[The problem]:
Will you print the material below without altering a single character?

(Figure data in JSON)
⟨

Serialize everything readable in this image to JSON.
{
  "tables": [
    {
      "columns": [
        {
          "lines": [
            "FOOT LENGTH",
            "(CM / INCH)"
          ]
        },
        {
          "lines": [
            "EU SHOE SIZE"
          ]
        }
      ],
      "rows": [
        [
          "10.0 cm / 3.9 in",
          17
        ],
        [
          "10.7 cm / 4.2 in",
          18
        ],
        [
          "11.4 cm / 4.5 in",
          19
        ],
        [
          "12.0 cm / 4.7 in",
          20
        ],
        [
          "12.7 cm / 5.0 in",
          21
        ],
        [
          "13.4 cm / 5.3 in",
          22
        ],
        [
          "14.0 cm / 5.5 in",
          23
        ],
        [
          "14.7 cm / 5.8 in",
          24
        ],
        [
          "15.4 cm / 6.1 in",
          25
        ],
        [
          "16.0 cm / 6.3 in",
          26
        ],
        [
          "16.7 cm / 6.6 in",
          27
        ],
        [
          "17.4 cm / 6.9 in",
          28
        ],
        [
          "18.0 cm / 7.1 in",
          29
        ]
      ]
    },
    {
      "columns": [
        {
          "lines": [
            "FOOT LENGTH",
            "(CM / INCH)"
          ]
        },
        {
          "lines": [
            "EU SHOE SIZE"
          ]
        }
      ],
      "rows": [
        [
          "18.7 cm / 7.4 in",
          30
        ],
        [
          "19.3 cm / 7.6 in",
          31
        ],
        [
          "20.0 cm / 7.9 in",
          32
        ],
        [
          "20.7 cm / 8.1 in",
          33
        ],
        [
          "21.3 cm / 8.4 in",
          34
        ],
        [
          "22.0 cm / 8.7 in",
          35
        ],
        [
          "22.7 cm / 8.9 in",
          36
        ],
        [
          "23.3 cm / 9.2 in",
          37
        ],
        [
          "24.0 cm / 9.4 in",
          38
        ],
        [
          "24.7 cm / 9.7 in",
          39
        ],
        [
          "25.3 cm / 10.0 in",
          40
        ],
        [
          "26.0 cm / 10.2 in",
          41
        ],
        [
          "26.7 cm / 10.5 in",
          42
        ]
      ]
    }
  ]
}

⟩

[Reply]:
Serialize everything readable in this image to JSON.
{
  "tables": [
    {
      "columns": [
        {
          "lines": [
            "FOOT LENGTH",
            "(CM / INCH)"
          ]
        },
        {
          "lines": [
            "EU SHOE SIZE"
          ]
        }
      ],
      "rows": [
        [
          "10.0 cm / 3.9 in",
          17
        ],
        [
          "10.7 cm / 4.2 in",
          18
        ],
        [
          "11.4 cm / 4.5 in",
          19
        ],
        [
          "12.0 cm / 4.7 in",
          20
        ],
        [
          "12.7 cm / 5.0 in",
          21
        ],
        [
          "13.4 cm / 5.3 in",
          22
        ],
        [
          "14.0 cm / 5.5 in",
          23
        ],
        [
          "14.7 cm / 5.8 in",
          24
        ],
        [
          "15.4 cm / 6.1 in",
          25
        ],
        [
          "16.0 cm / 6.3 in",
          26
        ],
        [
          "16.7 cm / 6.6 in",
          27
        ],
        [
          "17.4 cm / 6.9 in",
          28
        ],
        [
          "18.0 cm / 7.1 in",
          29
        ]
      ]
    },
    {
      "columns": [
        {
          "lines": [
            "FOOT LENGTH",
            "(CM / INCH)"
          ]
        },
        {
          "lines": [
            "EU SHOE SIZE"
          ]
        }
      ],
      "rows": [
        [
          "18.7 cm / 7.4 in",
          30
        ],
        [
          "19.3 cm / 7.6 in",
          31
        ],
        [
          "20.0 cm / 7.9 in",
          32
        ],
        [
          "20.7 cm / 8.1 in",
          33
        ],
        [
          "21.3 cm / 8.4 in",
          34
        ],
        [
          "22.0 cm / 8.7 in",
          35
        ],
        [
          "22.7 cm / 8.9 in",
          36
        ],
        [
          "23.3 cm / 9.2 in",
          37
        ],
        [
          "24.0 cm / 9.4 in",
          38
        ],
        [
          "24.7 cm / 9.7 in",
          39
        ],
        [
          "25.3 cm / 10.0 in",
          40
        ],
        [
          "26.0 cm / 10.2 in",
          41
        ],
        [
          "26.7 cm / 10.5 in",
          42
        ]
      ]
    }
  ]
}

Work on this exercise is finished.